▶ Task directions:
Put the part of the items below that opens with the line containing "remarks-textarea[interactable]: Payment <box>1091" and closes with the line containing "forward-icon[interactable]: → <box>46" into a Markdown table. Use the columns No. and Entry, number each line, and leave out any blank lines.

▶ Entries shown:
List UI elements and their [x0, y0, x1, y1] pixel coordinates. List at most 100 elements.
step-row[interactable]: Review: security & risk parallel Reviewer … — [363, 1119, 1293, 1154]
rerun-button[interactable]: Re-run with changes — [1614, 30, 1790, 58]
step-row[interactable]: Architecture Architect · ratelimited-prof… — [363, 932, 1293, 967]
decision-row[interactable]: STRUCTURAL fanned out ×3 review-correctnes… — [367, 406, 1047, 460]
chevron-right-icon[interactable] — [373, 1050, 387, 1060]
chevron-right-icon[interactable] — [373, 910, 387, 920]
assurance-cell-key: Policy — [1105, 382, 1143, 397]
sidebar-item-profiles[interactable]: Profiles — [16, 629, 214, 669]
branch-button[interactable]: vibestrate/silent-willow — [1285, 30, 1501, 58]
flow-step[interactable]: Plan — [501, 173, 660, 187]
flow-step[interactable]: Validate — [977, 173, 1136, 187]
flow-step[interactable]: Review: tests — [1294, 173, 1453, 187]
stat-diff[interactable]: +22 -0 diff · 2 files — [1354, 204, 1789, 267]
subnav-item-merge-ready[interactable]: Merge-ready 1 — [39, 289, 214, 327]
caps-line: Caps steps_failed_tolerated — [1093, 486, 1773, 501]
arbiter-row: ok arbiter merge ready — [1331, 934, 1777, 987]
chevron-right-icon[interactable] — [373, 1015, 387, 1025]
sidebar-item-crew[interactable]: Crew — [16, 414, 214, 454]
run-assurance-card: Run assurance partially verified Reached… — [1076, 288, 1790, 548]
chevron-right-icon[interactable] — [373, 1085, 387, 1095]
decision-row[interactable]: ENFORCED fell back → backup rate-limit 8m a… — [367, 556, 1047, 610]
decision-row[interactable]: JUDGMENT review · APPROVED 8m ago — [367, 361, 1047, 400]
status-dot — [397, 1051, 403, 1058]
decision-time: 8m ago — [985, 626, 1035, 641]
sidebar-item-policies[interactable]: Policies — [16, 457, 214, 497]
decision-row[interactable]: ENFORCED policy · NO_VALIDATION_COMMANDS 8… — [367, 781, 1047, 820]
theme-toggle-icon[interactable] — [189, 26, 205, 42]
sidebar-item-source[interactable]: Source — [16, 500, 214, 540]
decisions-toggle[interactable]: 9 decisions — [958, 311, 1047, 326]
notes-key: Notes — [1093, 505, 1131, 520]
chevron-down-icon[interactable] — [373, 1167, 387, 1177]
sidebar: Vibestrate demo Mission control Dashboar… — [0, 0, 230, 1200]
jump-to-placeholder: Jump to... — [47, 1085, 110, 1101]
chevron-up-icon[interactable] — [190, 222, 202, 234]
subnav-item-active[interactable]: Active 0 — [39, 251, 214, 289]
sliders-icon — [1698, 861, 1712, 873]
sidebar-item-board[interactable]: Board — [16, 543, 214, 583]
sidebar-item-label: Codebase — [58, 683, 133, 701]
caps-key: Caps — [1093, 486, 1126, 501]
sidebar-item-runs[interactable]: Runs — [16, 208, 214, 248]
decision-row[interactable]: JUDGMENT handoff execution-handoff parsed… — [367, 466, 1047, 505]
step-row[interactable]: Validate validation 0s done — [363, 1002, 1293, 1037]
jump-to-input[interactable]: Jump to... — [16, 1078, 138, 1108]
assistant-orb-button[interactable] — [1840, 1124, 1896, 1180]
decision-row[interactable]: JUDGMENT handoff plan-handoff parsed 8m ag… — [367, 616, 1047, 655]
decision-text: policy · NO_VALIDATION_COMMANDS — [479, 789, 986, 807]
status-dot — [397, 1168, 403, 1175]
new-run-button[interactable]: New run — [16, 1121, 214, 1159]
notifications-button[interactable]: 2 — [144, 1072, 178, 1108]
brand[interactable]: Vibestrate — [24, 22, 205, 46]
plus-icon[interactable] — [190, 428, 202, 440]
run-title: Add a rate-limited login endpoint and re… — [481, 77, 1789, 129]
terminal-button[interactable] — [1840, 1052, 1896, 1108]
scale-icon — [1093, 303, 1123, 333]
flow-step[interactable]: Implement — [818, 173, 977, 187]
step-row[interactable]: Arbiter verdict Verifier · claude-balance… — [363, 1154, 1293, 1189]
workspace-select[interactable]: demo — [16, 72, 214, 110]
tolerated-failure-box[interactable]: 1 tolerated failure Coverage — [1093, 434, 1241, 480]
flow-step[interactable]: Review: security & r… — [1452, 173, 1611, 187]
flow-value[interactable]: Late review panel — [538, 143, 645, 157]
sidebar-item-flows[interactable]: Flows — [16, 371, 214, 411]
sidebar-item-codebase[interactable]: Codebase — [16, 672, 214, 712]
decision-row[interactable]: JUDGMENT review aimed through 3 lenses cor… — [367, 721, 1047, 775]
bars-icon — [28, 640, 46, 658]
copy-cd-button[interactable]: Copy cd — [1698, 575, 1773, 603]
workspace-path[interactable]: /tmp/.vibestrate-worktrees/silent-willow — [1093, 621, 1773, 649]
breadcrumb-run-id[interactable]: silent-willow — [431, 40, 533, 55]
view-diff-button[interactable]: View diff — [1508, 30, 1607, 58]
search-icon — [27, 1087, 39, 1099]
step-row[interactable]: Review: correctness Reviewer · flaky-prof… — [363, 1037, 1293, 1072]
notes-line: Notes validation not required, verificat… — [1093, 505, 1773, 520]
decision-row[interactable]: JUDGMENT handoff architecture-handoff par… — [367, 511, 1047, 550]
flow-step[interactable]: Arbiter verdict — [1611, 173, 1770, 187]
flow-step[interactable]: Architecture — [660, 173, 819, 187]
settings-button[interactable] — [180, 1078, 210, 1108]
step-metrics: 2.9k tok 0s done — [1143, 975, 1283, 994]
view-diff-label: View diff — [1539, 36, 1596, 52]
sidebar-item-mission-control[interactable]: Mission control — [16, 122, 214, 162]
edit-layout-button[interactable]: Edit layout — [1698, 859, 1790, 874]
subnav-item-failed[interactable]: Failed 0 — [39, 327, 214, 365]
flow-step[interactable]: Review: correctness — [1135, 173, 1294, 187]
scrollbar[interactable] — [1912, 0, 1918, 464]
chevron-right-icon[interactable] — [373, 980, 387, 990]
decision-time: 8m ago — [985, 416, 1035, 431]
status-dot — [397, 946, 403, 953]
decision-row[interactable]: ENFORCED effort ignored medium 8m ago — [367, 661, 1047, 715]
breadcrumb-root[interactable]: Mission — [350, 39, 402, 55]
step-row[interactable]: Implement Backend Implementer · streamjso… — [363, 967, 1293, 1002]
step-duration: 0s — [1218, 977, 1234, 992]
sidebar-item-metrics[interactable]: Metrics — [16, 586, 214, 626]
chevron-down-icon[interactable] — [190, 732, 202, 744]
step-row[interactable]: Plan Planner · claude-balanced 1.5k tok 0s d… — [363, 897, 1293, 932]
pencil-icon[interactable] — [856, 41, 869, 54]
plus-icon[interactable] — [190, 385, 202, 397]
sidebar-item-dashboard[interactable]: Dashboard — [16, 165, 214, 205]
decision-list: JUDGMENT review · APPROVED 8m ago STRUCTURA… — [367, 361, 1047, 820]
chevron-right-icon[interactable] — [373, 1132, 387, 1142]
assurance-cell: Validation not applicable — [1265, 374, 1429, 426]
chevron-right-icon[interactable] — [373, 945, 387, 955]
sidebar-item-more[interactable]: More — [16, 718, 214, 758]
...
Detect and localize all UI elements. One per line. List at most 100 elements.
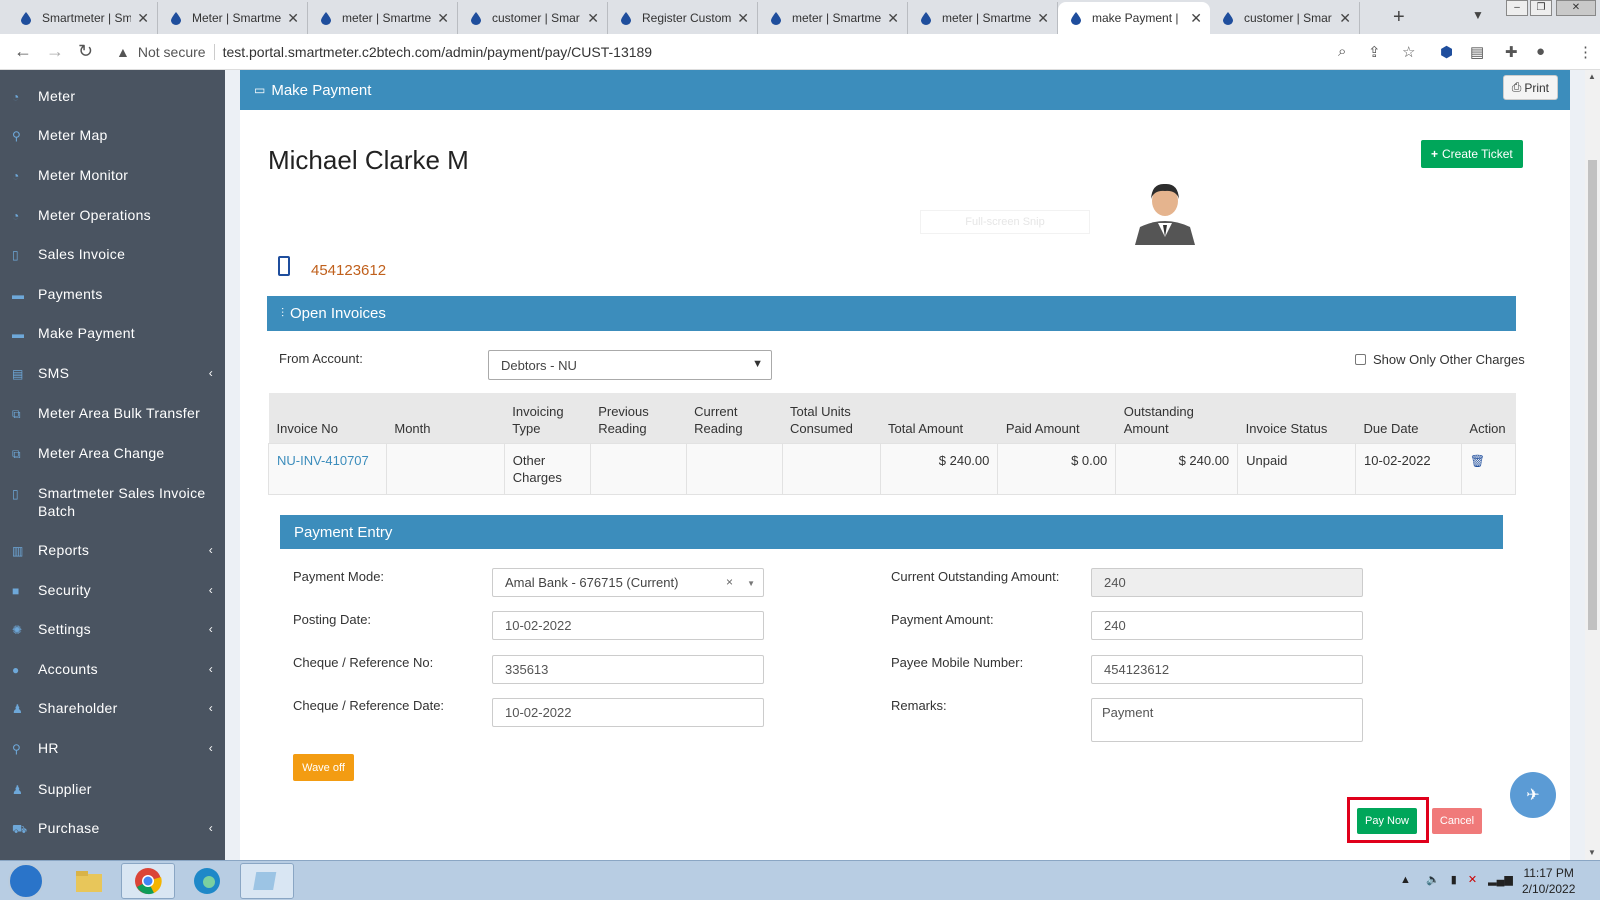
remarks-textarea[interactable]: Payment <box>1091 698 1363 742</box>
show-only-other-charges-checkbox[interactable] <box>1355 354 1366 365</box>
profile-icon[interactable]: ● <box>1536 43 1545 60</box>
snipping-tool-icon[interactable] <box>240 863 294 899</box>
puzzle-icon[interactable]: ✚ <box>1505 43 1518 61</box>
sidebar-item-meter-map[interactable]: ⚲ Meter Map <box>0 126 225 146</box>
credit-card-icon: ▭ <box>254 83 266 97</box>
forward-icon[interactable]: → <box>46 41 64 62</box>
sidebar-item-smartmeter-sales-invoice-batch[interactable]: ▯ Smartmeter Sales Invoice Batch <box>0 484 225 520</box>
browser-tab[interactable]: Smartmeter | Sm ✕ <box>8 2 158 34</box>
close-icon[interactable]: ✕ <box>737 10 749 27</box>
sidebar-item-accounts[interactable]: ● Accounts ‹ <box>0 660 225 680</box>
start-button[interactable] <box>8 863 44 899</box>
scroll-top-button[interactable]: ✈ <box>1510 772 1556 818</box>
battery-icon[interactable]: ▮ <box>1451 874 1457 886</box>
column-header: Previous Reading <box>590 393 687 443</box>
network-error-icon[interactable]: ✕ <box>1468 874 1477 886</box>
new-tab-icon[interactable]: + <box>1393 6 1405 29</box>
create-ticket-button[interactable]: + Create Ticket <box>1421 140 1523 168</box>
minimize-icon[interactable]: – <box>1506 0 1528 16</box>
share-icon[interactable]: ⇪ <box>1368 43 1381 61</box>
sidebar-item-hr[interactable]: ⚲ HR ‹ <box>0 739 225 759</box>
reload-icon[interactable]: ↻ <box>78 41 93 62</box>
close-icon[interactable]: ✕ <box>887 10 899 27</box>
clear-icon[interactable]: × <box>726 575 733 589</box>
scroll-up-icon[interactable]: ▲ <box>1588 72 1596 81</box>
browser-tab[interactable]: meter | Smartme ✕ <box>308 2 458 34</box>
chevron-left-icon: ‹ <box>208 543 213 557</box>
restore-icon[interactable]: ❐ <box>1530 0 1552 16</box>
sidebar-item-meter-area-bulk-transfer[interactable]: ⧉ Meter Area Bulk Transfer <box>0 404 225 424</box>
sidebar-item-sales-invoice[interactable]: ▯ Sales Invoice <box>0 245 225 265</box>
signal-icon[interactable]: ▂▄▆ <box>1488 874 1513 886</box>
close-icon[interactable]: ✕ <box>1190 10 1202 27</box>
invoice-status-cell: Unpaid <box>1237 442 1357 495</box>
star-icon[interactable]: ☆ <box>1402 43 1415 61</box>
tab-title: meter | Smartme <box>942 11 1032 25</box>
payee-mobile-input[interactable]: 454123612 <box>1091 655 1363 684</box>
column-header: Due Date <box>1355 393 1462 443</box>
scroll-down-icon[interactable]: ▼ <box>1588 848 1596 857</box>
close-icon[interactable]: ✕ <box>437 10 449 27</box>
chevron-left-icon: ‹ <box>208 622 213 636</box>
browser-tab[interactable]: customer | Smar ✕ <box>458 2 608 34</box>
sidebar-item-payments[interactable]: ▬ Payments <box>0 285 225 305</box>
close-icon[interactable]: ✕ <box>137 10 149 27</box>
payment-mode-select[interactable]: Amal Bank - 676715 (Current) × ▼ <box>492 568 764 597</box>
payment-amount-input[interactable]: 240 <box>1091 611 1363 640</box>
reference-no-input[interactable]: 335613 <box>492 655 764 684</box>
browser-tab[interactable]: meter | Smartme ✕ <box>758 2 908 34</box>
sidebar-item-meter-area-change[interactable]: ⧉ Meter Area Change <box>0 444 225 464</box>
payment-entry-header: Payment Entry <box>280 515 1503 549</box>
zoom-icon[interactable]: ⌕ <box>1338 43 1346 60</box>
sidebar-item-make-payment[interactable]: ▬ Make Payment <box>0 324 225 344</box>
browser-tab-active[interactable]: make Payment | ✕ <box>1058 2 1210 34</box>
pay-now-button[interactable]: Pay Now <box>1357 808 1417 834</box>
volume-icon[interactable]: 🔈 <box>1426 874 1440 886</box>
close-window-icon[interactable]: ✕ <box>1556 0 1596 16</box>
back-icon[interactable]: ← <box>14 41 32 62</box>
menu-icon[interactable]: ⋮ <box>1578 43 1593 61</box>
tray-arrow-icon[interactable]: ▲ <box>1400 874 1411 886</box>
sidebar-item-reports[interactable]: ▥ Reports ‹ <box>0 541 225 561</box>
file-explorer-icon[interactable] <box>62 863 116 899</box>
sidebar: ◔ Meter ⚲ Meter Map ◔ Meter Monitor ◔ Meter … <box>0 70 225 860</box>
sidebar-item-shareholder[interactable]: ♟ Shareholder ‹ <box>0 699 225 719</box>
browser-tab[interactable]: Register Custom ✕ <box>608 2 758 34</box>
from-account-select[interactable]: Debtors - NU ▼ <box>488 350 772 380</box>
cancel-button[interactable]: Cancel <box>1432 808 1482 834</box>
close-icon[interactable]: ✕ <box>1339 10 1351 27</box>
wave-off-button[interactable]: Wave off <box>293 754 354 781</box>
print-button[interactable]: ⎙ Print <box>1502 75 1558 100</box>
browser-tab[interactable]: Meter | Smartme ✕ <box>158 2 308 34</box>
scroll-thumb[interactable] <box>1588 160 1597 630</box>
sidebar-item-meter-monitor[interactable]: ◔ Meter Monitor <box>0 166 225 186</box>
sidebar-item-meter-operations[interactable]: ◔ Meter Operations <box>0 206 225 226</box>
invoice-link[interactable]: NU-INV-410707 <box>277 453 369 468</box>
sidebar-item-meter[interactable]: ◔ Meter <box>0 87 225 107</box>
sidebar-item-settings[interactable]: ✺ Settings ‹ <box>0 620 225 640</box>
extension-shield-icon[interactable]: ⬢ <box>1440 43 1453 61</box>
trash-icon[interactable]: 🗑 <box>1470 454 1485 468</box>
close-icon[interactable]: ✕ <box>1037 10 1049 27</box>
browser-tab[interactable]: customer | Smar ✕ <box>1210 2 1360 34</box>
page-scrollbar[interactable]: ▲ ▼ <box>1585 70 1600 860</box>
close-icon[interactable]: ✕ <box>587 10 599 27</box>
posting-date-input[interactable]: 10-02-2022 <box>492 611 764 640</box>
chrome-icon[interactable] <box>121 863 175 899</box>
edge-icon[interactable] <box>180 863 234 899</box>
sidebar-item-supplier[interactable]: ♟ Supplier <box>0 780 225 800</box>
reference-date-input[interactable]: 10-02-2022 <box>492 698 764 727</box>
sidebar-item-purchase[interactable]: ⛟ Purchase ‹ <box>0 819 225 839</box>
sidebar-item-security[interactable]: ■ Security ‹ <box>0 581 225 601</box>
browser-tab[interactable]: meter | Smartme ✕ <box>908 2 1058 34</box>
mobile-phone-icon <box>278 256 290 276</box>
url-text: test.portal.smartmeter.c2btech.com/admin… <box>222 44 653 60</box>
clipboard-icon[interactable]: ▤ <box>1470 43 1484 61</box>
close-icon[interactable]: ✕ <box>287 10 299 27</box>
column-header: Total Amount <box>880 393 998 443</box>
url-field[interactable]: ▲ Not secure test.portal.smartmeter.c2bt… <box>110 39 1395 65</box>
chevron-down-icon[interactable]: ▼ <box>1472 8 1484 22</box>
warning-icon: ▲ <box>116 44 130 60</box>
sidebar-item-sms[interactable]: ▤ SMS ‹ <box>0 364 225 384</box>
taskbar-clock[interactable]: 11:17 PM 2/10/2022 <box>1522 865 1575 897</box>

▶ Result of this task:
| No. | Entry |
|---|---|
| 1 | remarks-textarea[interactable]: Payment <box>1091 698 1363 742</box> |
| 2 | show-only-other-charges-checkbox[interactable] <box>1355 354 1366 365</box> |
| 3 | profile-icon[interactable]: ● <box>1536 43 1545 60</box> |
| 4 | snipping-tool-icon[interactable] <box>240 863 294 899</box> |
| 5 | puzzle-icon[interactable]: ✚ <box>1505 43 1518 61</box> |
| 6 | sidebar-item-meter-map[interactable]: ⚲ Meter Map <box>0 126 225 146</box> |
| 7 | credit-card-icon: ▭ <box>254 83 266 97</box> |
| 8 | forward-icon[interactable]: → <box>46 41 64 62</box> |